• Task to complete:
Each line that contains the word "same" counts once; give the total for the records below and nothing else.

Collected data:

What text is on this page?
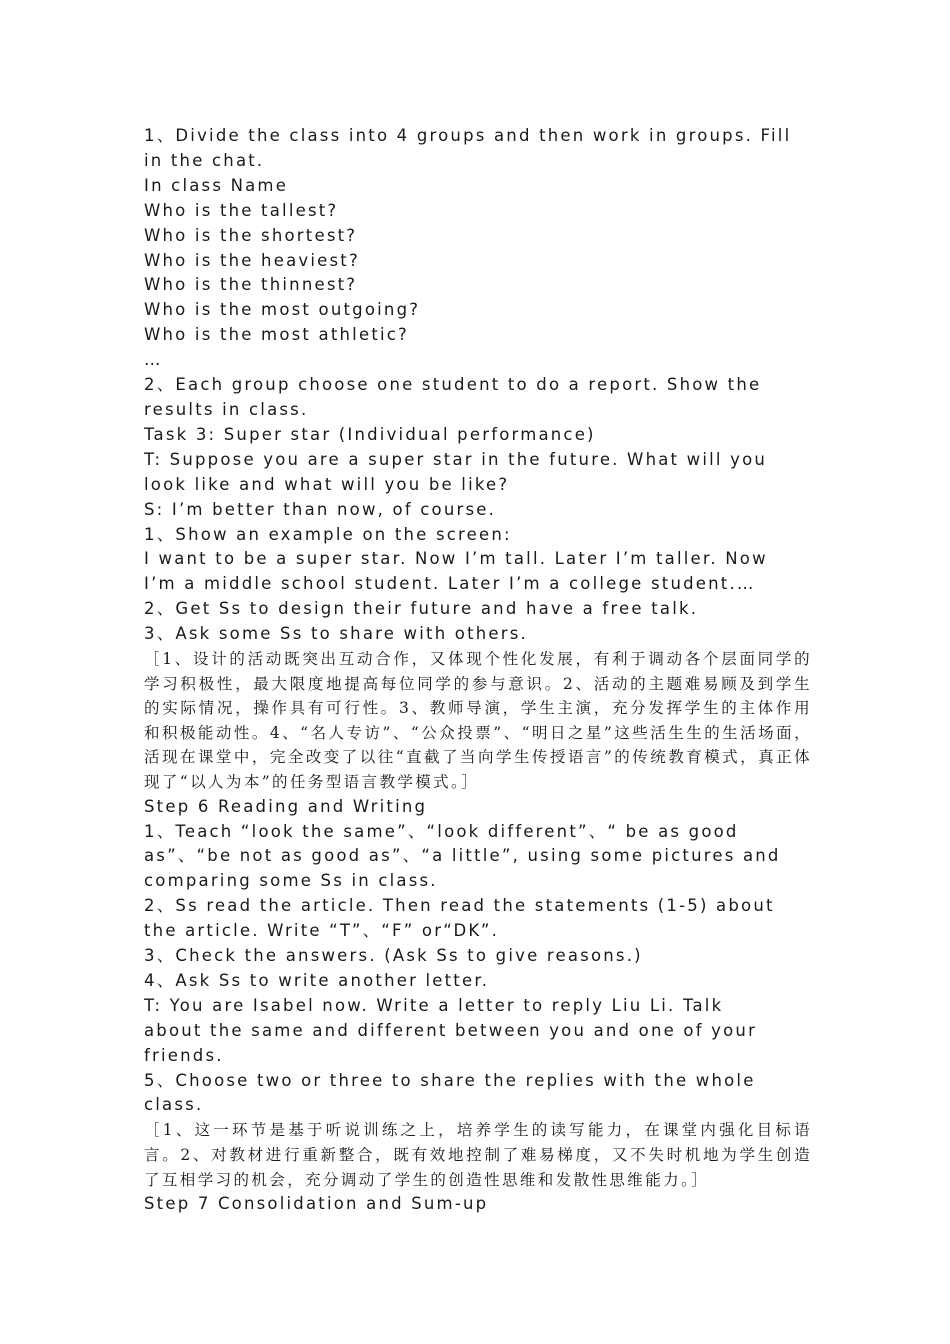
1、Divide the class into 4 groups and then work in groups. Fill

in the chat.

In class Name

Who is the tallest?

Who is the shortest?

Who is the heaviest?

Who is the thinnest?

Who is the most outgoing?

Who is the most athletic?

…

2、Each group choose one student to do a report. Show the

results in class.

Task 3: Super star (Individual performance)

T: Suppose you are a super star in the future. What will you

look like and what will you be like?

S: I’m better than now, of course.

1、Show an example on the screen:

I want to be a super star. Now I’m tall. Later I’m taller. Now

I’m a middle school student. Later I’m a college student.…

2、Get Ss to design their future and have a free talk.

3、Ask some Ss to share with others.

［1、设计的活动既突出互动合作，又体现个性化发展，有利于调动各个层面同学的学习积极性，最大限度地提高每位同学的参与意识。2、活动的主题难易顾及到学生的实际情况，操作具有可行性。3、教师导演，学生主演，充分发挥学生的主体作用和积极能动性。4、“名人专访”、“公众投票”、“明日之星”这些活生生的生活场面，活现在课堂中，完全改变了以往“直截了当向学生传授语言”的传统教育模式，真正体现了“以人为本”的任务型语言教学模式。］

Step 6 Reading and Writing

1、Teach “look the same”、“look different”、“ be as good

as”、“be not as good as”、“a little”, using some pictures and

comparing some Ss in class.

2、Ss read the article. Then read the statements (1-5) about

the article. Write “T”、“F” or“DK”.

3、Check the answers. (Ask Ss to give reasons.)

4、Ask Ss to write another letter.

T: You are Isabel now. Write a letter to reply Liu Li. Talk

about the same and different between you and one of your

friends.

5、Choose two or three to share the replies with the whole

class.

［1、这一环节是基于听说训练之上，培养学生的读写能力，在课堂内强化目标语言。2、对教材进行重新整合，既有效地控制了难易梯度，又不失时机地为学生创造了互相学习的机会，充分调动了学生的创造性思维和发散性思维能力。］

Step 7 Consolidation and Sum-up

• Task response:
2